→ THE TASK
Print out each entry below exactly, please.

***** EXTRACTED DATA *****

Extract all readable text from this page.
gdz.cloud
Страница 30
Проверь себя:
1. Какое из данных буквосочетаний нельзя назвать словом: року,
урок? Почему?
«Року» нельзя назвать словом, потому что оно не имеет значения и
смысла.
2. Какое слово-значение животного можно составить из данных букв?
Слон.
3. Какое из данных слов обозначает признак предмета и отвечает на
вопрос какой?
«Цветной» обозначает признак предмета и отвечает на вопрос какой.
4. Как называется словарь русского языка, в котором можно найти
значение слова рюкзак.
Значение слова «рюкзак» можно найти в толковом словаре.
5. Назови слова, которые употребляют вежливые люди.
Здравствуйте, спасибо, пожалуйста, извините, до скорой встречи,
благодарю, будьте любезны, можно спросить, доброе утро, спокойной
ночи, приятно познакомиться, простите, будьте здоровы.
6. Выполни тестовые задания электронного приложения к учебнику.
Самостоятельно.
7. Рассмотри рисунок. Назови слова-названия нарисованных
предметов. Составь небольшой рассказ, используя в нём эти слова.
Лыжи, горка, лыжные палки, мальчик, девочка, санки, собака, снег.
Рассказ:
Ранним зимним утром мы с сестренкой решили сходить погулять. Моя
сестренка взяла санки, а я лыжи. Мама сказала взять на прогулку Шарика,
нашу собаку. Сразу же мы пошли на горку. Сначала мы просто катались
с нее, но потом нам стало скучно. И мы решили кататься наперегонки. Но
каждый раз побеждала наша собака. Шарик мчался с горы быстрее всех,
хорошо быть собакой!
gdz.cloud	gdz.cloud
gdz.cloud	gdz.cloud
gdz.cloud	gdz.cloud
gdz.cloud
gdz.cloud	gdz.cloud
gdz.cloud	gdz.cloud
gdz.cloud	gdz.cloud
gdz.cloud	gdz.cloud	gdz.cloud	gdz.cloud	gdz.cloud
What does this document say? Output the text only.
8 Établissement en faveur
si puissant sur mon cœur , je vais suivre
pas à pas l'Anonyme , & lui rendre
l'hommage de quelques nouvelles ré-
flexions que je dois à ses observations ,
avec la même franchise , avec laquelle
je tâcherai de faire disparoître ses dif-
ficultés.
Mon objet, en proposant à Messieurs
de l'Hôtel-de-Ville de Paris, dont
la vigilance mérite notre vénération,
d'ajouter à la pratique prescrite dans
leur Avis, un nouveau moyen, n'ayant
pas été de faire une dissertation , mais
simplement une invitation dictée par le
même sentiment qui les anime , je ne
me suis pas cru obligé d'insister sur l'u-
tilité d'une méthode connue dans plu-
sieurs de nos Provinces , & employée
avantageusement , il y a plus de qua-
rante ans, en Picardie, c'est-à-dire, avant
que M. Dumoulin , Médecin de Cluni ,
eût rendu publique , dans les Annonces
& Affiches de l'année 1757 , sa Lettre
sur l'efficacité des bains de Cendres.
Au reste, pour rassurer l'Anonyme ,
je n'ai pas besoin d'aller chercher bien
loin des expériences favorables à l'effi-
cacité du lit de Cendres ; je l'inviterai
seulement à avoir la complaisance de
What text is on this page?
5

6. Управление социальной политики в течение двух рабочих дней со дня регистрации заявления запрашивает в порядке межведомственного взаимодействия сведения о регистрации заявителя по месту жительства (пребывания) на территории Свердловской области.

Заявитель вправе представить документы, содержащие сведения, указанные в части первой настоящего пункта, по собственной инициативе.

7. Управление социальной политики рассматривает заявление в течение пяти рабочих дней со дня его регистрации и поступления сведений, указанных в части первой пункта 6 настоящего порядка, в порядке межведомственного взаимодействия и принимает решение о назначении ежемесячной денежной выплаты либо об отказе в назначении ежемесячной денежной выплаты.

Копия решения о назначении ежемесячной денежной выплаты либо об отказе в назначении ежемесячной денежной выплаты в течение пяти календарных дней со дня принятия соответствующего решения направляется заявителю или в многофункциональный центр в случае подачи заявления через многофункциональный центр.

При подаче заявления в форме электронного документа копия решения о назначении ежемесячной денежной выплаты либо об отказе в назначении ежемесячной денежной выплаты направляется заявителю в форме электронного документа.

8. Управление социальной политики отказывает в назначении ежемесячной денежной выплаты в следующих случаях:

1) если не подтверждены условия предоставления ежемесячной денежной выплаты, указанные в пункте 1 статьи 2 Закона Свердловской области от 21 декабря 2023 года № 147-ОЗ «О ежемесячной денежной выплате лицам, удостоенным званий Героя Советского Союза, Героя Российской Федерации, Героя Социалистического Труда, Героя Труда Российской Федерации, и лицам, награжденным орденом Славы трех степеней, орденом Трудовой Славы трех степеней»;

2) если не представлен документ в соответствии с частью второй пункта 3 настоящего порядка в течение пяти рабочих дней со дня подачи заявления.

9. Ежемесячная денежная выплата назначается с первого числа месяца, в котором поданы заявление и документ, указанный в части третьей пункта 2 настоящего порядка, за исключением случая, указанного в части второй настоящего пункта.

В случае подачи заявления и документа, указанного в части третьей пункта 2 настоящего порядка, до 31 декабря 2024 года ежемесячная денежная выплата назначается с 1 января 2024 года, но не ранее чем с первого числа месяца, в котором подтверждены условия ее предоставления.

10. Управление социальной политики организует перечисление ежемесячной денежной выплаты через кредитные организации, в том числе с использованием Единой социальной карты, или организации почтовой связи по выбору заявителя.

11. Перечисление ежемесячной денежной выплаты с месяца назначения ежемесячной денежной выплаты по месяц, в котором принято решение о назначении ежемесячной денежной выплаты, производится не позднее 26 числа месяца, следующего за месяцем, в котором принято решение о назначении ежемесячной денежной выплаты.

*****

→ RESULT OF THIS TASK
Extract all readable text from this page.
gdz.cloud
Страница 30
Проверь себя:
1. Какое из данных буквосочетаний нельзя назвать словом: року,
урок? Почему?
«Року» нельзя назвать словом, потому что оно не имеет значения и
смысла.
2. Какое слово-значение животного можно составить из данных букв?
Слон.
3. Какое из данных слов обозначает признак предмета и отвечает на
вопрос какой?
«Цветной» обозначает признак предмета и отвечает на вопрос какой.
4. Как называется словарь русского языка, в котором можно найти
значение слова рюкзак.
Значение слова «рюкзак» можно найти в толковом словаре.
5. Назови слова, которые употребляют вежливые люди.
Здравствуйте, спасибо, пожалуйста, извините, до скорой встречи,
благодарю, будьте любезны, можно спросить, доброе утро, спокойной
ночи, приятно познакомиться, простите, будьте здоровы.
6. Выполни тестовые задания электронного приложения к учебнику.
Самостоятельно.
7. Рассмотри рисунок. Назови слова-названия нарисованных
предметов. Составь небольшой рассказ, используя в нём эти слова.
Лыжи, горка, лыжные палки, мальчик, девочка, санки, собака, снег.
Рассказ:
Ранним зимним утром мы с сестренкой решили сходить погулять. Моя
сестренка взяла санки, а я лыжи. Мама сказала взять на прогулку Шарика,
нашу собаку. Сразу же мы пошли на горку. Сначала мы просто катались
с нее, но потом нам стало скучно. И мы решили кататься наперегонки. Но
каждый раз побеждала наша собака. Шарик мчался с горы быстрее всех,
хорошо быть собакой!
gdz.cloud	gdz.cloud
gdz.cloud	gdz.cloud
gdz.cloud	gdz.cloud
gdz.cloud
gdz.cloud	gdz.cloud
gdz.cloud	gdz.cloud
gdz.cloud	gdz.cloud
gdz.cloud	gdz.cloud	gdz.cloud	gdz.cloud	gdz.cloud
What does this document say? Output the text only.
8 Établissement en faveur
si puissant sur mon cœur , je vais suivre
pas à pas l'Anonyme , & lui rendre
l'hommage de quelques nouvelles ré-
flexions que je dois à ses observations ,
avec la même franchise , avec laquelle
je tâcherai de faire disparoître ses dif-
ficultés.
Mon objet, en proposant à Messieurs
de l'Hôtel-de-Ville de Paris, dont
la vigilance mérite notre vénération,
d'ajouter à la pratique prescrite dans
leur Avis, un nouveau moyen, n'ayant
pas été de faire une dissertation , mais
simplement une invitation dictée par le
même sentiment qui les anime , je ne
me suis pas cru obligé d'insister sur l'u-
tilité d'une méthode connue dans plu-
sieurs de nos Provinces , & employée
avantageusement , il y a plus de qua-
rante ans, en Picardie, c'est-à-dire, avant
que M. Dumoulin , Médecin de Cluni ,
eût rendu publique , dans les Annonces
& Affiches de l'année 1757 , sa Lettre
sur l'efficacité des bains de Cendres.
Au reste, pour rassurer l'Anonyme ,
je n'ai pas besoin d'aller chercher bien
loin des expériences favorables à l'effi-
cacité du lit de Cendres ; je l'inviterai
seulement à avoir la complaisance de
What text is on this page?
5

6. Управление социальной политики в течение двух рабочих дней со дня регистрации заявления запрашивает в порядке межведомственного взаимодействия сведения о регистрации заявителя по месту жительства (пребывания) на территории Свердловской области.

Заявитель вправе представить документы, содержащие сведения, указанные в части первой настоящего пункта, по собственной инициативе.

7. Управление социальной политики рассматривает заявление в течение пяти рабочих дней со дня его регистрации и поступления сведений, указанных в части первой пункта 6 настоящего порядка, в порядке межведомственного взаимодействия и принимает решение о назначении ежемесячной денежной выплаты либо об отказе в назначении ежемесячной денежной выплаты.

Копия решения о назначении ежемесячной денежной выплаты либо об отказе в назначении ежемесячной денежной выплаты в течение пяти календарных дней со дня принятия соответствующего решения направляется заявителю или в многофункциональный центр в случае подачи заявления через многофункциональный центр.

При подаче заявления в форме электронного документа копия решения о назначении ежемесячной денежной выплаты либо об отказе в назначении ежемесячной денежной выплаты направляется заявителю в форме электронного документа.

8. Управление социальной политики отказывает в назначении ежемесячной денежной выплаты в следующих случаях:

1) если не подтверждены условия предоставления ежемесячной денежной выплаты, указанные в пункте 1 статьи 2 Закона Свердловской области от 21 декабря 2023 года № 147-ОЗ «О ежемесячной денежной выплате лицам, удостоенным званий Героя Советского Союза, Героя Российской Федерации, Героя Социалистического Труда, Героя Труда Российской Федерации, и лицам, награжденным орденом Славы трех степеней, орденом Трудовой Славы трех степеней»;

2) если не представлен документ в соответствии с частью второй пункта 3 настоящего порядка в течение пяти рабочих дней со дня подачи заявления.

9. Ежемесячная денежная выплата назначается с первого числа месяца, в котором поданы заявление и документ, указанный в части третьей пункта 2 настоящего порядка, за исключением случая, указанного в части второй настоящего пункта.

В случае подачи заявления и документа, указанного в части третьей пункта 2 настоящего порядка, до 31 декабря 2024 года ежемесячная денежная выплата назначается с 1 января 2024 года, но не ранее чем с первого числа месяца, в котором подтверждены условия ее предоставления.

10. Управление социальной политики организует перечисление ежемесячной денежной выплаты через кредитные организации, в том числе с использованием Единой социальной карты, или организации почтовой связи по выбору заявителя.

11. Перечисление ежемесячной денежной выплаты с месяца назначения ежемесячной денежной выплаты по месяц, в котором принято решение о назначении ежемесячной денежной выплаты, производится не позднее 26 числа месяца, следующего за месяцем, в котором принято решение о назначении ежемесячной денежной выплаты.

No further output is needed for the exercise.